Begin

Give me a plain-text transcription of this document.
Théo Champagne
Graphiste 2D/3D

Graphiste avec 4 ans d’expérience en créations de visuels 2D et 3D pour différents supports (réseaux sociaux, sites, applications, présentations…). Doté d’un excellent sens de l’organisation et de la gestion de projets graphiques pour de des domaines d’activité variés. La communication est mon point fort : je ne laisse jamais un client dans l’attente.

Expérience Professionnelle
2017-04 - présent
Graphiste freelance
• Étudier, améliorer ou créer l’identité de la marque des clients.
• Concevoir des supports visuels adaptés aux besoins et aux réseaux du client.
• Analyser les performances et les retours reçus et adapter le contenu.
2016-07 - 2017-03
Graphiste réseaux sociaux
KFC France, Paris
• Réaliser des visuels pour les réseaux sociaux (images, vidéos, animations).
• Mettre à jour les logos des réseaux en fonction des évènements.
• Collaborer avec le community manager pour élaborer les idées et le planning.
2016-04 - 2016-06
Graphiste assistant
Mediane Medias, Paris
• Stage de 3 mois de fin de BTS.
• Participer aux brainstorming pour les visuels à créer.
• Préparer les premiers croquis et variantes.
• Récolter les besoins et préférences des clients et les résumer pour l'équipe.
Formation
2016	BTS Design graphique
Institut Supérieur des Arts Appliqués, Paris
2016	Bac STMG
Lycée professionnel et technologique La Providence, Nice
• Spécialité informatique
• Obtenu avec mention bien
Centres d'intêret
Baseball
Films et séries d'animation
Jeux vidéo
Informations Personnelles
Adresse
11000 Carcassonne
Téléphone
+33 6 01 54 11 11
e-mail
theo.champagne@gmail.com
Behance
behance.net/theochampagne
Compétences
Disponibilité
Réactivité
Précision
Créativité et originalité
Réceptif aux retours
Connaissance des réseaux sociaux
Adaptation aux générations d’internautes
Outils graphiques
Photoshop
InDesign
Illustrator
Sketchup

End

TASK OBJECTIVE> Transcribe all the entries, keeping each one exactly as it is.

SOLUTION TO THIS EXERCISE>
Give me a plain-text transcription of this document.
Théo Champagne
Graphiste 2D/3D

Graphiste avec 4 ans d’expérience en créations de visuels 2D et 3D pour différents supports (réseaux sociaux, sites, applications, présentations…). Doté d’un excellent sens de l’organisation et de la gestion de projets graphiques pour de des domaines d’activité variés. La communication est mon point fort : je ne laisse jamais un client dans l’attente.

Expérience Professionnelle
2017-04 - présent
Graphiste freelance
• Étudier, améliorer ou créer l’identité de la marque des clients.
• Concevoir des supports visuels adaptés aux besoins et aux réseaux du client.
• Analyser les performances et les retours reçus et adapter le contenu.
2016-07 - 2017-03
Graphiste réseaux sociaux
KFC France, Paris
• Réaliser des visuels pour les réseaux sociaux (images, vidéos, animations).
• Mettre à jour les logos des réseaux en fonction des évènements.
• Collaborer avec le community manager pour élaborer les idées et le planning.
2016-04 - 2016-06
Graphiste assistant
Mediane Medias, Paris
• Stage de 3 mois de fin de BTS.
• Participer aux brainstorming pour les visuels à créer.
• Préparer les premiers croquis et variantes.
• Récolter les besoins et préférences des clients et les résumer pour l'équipe.
Formation
2016	BTS Design graphique
Institut Supérieur des Arts Appliqués, Paris
2016	Bac STMG
Lycée professionnel et technologique La Providence, Nice
• Spécialité informatique
• Obtenu avec mention bien
Centres d'intêret
Baseball
Films et séries d'animation
Jeux vidéo
Informations Personnelles
Adresse
11000 Carcassonne
Téléphone
+33 6 01 54 11 11
e-mail
theo.champagne@gmail.com
Behance
behance.net/theochampagne
Compétences
Disponibilité
Réactivité
Précision
Créativité et originalité
Réceptif aux retours
Connaissance des réseaux sociaux
Adaptation aux générations d’internautes
Outils graphiques
Photoshop
InDesign
Illustrator
Sketchup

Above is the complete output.